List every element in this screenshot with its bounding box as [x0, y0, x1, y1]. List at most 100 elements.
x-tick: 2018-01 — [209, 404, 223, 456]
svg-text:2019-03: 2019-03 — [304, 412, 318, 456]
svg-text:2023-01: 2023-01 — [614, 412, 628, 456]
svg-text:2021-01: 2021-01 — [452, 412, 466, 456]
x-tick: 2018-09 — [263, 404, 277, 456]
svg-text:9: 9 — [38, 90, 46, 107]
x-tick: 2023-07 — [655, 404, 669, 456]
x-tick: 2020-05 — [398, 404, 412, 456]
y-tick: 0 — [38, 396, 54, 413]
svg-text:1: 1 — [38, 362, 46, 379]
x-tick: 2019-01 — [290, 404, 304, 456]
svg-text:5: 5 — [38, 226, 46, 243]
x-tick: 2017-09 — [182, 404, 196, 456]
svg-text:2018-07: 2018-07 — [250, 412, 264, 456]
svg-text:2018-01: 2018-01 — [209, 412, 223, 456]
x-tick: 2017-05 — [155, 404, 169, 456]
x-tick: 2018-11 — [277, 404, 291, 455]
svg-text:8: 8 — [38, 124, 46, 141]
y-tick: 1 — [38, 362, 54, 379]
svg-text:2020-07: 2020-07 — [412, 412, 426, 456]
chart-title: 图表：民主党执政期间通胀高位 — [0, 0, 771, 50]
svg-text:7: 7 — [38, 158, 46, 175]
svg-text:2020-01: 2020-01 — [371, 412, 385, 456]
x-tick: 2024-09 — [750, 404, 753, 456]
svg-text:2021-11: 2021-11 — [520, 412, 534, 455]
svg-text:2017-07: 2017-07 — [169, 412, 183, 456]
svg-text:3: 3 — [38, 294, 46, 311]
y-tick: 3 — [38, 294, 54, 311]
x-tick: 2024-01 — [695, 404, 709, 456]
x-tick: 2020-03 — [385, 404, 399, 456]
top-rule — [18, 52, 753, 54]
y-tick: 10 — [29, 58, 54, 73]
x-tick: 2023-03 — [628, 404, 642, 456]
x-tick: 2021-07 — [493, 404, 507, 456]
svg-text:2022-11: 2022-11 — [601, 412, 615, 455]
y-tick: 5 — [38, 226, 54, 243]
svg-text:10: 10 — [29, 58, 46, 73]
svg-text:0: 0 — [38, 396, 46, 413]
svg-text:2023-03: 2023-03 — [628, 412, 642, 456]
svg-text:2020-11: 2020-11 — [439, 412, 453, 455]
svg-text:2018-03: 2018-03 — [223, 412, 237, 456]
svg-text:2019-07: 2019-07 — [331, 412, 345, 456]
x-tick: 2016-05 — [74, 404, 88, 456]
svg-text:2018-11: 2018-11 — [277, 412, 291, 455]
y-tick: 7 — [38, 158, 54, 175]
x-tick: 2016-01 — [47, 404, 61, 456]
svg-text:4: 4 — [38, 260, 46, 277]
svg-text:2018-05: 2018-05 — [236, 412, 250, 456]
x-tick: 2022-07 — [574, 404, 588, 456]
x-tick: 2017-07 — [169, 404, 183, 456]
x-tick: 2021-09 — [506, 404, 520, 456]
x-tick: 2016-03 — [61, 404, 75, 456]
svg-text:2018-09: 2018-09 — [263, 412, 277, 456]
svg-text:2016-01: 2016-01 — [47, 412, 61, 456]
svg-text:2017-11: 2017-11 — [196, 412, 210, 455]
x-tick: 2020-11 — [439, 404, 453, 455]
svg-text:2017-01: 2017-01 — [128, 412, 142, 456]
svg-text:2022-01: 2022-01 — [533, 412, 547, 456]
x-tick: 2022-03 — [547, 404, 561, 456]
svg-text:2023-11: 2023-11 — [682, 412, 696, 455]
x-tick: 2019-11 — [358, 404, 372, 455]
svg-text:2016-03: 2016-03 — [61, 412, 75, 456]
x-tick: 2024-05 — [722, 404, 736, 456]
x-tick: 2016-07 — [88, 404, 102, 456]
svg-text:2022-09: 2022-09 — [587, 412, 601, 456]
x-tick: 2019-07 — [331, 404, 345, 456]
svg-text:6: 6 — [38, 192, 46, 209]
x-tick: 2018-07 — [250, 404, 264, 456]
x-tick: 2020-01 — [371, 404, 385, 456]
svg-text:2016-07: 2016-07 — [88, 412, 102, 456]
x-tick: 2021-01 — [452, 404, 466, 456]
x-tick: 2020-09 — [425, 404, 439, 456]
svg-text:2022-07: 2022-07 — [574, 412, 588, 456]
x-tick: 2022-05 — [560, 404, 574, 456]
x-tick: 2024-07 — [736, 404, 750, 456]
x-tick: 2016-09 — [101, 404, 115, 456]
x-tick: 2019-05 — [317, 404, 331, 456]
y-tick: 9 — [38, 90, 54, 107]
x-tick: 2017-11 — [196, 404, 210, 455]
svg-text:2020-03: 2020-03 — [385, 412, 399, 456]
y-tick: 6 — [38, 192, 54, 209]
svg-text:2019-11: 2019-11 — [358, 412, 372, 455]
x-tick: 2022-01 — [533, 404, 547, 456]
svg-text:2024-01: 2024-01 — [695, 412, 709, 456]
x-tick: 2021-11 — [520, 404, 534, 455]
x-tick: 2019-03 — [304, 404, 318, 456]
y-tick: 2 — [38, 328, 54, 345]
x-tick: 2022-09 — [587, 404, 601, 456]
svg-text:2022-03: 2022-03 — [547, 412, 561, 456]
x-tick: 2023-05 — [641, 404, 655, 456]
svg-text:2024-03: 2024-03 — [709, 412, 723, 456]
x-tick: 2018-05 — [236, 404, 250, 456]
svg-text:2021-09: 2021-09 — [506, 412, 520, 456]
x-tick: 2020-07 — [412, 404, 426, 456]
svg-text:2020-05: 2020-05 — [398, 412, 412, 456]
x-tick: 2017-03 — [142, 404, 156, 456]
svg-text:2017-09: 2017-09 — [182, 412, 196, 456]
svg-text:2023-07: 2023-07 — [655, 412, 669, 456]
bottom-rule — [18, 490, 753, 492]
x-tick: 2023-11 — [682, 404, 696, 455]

◆ **Task to carry out**
Copy out the entire listing above line for line, with no changes.

◆ **Output of the task**
List every element in this screenshot with its bounding box as [x0, y0, x1, y1]. List at most 100 elements.
x-tick: 2018-01 — [209, 404, 223, 456]
svg-text:2019-03: 2019-03 — [304, 412, 318, 456]
svg-text:2023-01: 2023-01 — [614, 412, 628, 456]
svg-text:2021-01: 2021-01 — [452, 412, 466, 456]
x-tick: 2018-09 — [263, 404, 277, 456]
svg-text:9: 9 — [38, 90, 46, 107]
x-tick: 2023-07 — [655, 404, 669, 456]
x-tick: 2020-05 — [398, 404, 412, 456]
y-tick: 0 — [38, 396, 54, 413]
svg-text:1: 1 — [38, 362, 46, 379]
x-tick: 2019-01 — [290, 404, 304, 456]
svg-text:5: 5 — [38, 226, 46, 243]
x-tick: 2017-09 — [182, 404, 196, 456]
svg-text:2018-07: 2018-07 — [250, 412, 264, 456]
svg-text:2018-01: 2018-01 — [209, 412, 223, 456]
x-tick: 2017-05 — [155, 404, 169, 456]
x-tick: 2018-11 — [277, 404, 291, 455]
svg-text:8: 8 — [38, 124, 46, 141]
y-tick: 1 — [38, 362, 54, 379]
svg-text:2020-07: 2020-07 — [412, 412, 426, 456]
chart-title: 图表：民主党执政期间通胀高位 — [0, 0, 771, 50]
svg-text:7: 7 — [38, 158, 46, 175]
svg-text:2020-01: 2020-01 — [371, 412, 385, 456]
x-tick: 2024-09 — [750, 404, 753, 456]
svg-text:2021-11: 2021-11 — [520, 412, 534, 455]
svg-text:2017-07: 2017-07 — [169, 412, 183, 456]
svg-text:3: 3 — [38, 294, 46, 311]
y-tick: 3 — [38, 294, 54, 311]
x-tick: 2024-01 — [695, 404, 709, 456]
x-tick: 2020-03 — [385, 404, 399, 456]
top-rule — [18, 52, 753, 54]
y-tick: 10 — [29, 58, 54, 73]
x-tick: 2023-03 — [628, 404, 642, 456]
x-tick: 2021-07 — [493, 404, 507, 456]
svg-text:2022-11: 2022-11 — [601, 412, 615, 455]
y-tick: 5 — [38, 226, 54, 243]
svg-text:10: 10 — [29, 58, 46, 73]
svg-text:0: 0 — [38, 396, 46, 413]
svg-text:2023-03: 2023-03 — [628, 412, 642, 456]
svg-text:2020-11: 2020-11 — [439, 412, 453, 455]
svg-text:2018-03: 2018-03 — [223, 412, 237, 456]
svg-text:2019-07: 2019-07 — [331, 412, 345, 456]
x-tick: 2016-05 — [74, 404, 88, 456]
svg-text:2018-11: 2018-11 — [277, 412, 291, 455]
y-tick: 7 — [38, 158, 54, 175]
x-tick: 2016-01 — [47, 404, 61, 456]
svg-text:4: 4 — [38, 260, 46, 277]
svg-text:2018-05: 2018-05 — [236, 412, 250, 456]
x-tick: 2022-07 — [574, 404, 588, 456]
x-tick: 2017-07 — [169, 404, 183, 456]
x-tick: 2021-09 — [506, 404, 520, 456]
x-tick: 2016-03 — [61, 404, 75, 456]
svg-text:2018-09: 2018-09 — [263, 412, 277, 456]
svg-text:2016-01: 2016-01 — [47, 412, 61, 456]
svg-text:2017-11: 2017-11 — [196, 412, 210, 455]
x-tick: 2020-11 — [439, 404, 453, 455]
svg-text:2017-01: 2017-01 — [128, 412, 142, 456]
svg-text:2022-01: 2022-01 — [533, 412, 547, 456]
x-tick: 2022-03 — [547, 404, 561, 456]
svg-text:2023-11: 2023-11 — [682, 412, 696, 455]
x-tick: 2019-11 — [358, 404, 372, 455]
svg-text:2016-03: 2016-03 — [61, 412, 75, 456]
x-tick: 2024-05 — [722, 404, 736, 456]
x-tick: 2016-07 — [88, 404, 102, 456]
svg-text:2022-09: 2022-09 — [587, 412, 601, 456]
x-tick: 2019-07 — [331, 404, 345, 456]
svg-text:6: 6 — [38, 192, 46, 209]
x-tick: 2018-07 — [250, 404, 264, 456]
x-tick: 2020-01 — [371, 404, 385, 456]
svg-text:2016-07: 2016-07 — [88, 412, 102, 456]
x-tick: 2021-01 — [452, 404, 466, 456]
x-tick: 2020-09 — [425, 404, 439, 456]
svg-text:2022-07: 2022-07 — [574, 412, 588, 456]
x-tick: 2022-05 — [560, 404, 574, 456]
x-tick: 2024-07 — [736, 404, 750, 456]
x-tick: 2016-09 — [101, 404, 115, 456]
x-tick: 2019-05 — [317, 404, 331, 456]
y-tick: 9 — [38, 90, 54, 107]
x-tick: 2017-11 — [196, 404, 210, 455]
svg-text:2020-03: 2020-03 — [385, 412, 399, 456]
y-tick: 6 — [38, 192, 54, 209]
svg-text:2019-11: 2019-11 — [358, 412, 372, 455]
x-tick: 2022-01 — [533, 404, 547, 456]
svg-text:2024-01: 2024-01 — [695, 412, 709, 456]
x-tick: 2021-11 — [520, 404, 534, 455]
x-tick: 2019-03 — [304, 404, 318, 456]
y-tick: 2 — [38, 328, 54, 345]
x-tick: 2022-09 — [587, 404, 601, 456]
svg-text:2022-03: 2022-03 — [547, 412, 561, 456]
x-tick: 2023-05 — [641, 404, 655, 456]
svg-text:2024-03: 2024-03 — [709, 412, 723, 456]
x-tick: 2018-05 — [236, 404, 250, 456]
svg-text:2021-09: 2021-09 — [506, 412, 520, 456]
x-tick: 2020-07 — [412, 404, 426, 456]
svg-text:2020-05: 2020-05 — [398, 412, 412, 456]
x-tick: 2017-03 — [142, 404, 156, 456]
svg-text:2017-09: 2017-09 — [182, 412, 196, 456]
svg-text:2023-07: 2023-07 — [655, 412, 669, 456]
bottom-rule — [18, 490, 753, 492]
x-tick: 2023-11 — [682, 404, 696, 455]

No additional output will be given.